Pull every line holding the string "mean" from the records below.

=== SUPPLIED MATERIAL ===

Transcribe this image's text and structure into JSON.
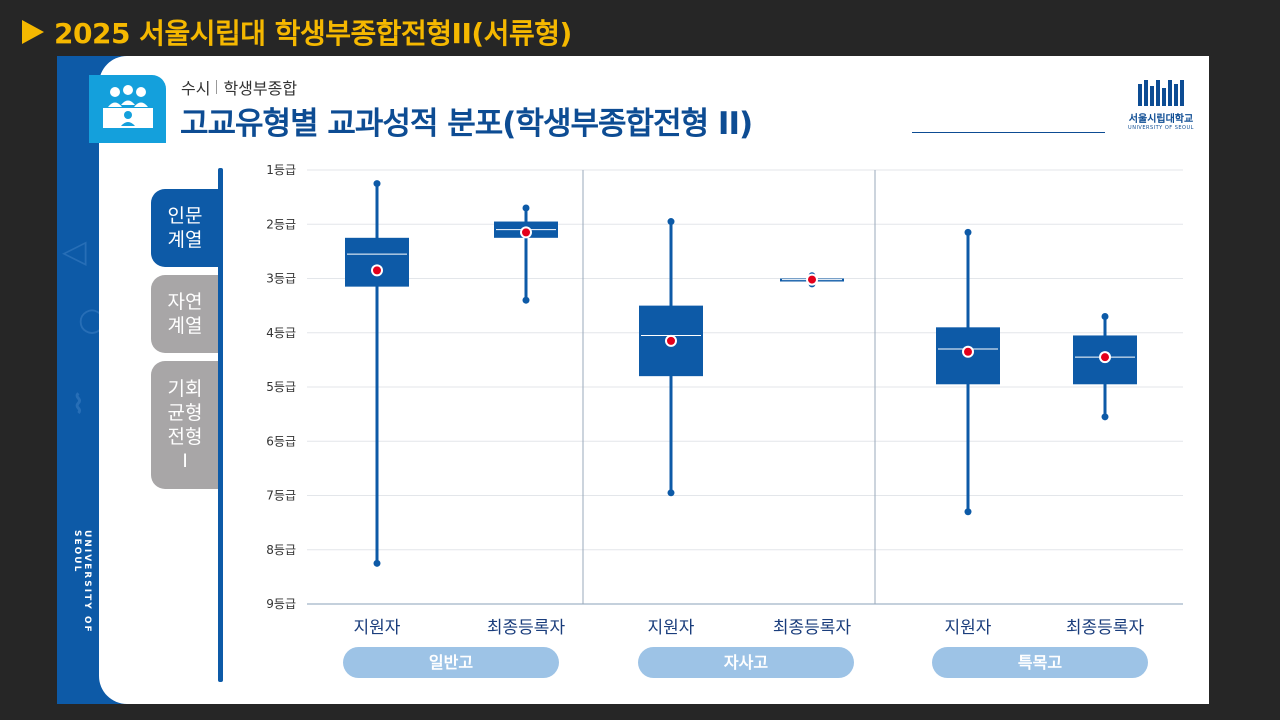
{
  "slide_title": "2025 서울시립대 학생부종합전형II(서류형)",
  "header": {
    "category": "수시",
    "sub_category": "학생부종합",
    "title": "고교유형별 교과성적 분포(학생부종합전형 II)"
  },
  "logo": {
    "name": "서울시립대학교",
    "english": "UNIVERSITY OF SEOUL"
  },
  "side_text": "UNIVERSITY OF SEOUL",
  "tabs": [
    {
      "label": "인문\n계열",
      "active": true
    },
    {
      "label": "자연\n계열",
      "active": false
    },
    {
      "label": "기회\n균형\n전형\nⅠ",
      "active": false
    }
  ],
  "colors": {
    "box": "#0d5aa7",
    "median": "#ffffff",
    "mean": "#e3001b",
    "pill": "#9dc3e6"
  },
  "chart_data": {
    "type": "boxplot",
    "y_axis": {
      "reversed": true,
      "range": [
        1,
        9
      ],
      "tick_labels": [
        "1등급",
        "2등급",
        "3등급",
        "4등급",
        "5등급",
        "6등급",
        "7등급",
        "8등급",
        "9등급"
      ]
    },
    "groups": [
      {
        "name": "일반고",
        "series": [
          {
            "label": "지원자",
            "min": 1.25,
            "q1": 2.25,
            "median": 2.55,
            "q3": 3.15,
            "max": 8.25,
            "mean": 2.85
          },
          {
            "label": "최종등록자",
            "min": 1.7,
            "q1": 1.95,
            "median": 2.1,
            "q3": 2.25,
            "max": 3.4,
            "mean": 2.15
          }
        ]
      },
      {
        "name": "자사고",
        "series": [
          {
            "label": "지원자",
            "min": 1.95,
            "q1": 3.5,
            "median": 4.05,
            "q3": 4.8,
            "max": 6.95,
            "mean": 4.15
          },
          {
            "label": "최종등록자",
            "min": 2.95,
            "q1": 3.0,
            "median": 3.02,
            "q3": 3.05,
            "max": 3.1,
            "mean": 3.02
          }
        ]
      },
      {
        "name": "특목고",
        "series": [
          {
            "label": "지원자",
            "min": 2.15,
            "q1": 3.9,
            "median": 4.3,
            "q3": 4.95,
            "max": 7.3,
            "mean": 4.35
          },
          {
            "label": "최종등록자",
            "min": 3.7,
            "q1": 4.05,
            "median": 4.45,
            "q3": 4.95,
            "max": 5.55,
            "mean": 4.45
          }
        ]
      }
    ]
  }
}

===

* [FINISHED ANSWER]
    "mean": "#e3001b",
            "mean": 2.85
            "mean": 2.15
            "mean": 4.15
            "mean": 3.02
            "mean": 4.35
            "mean": 4.45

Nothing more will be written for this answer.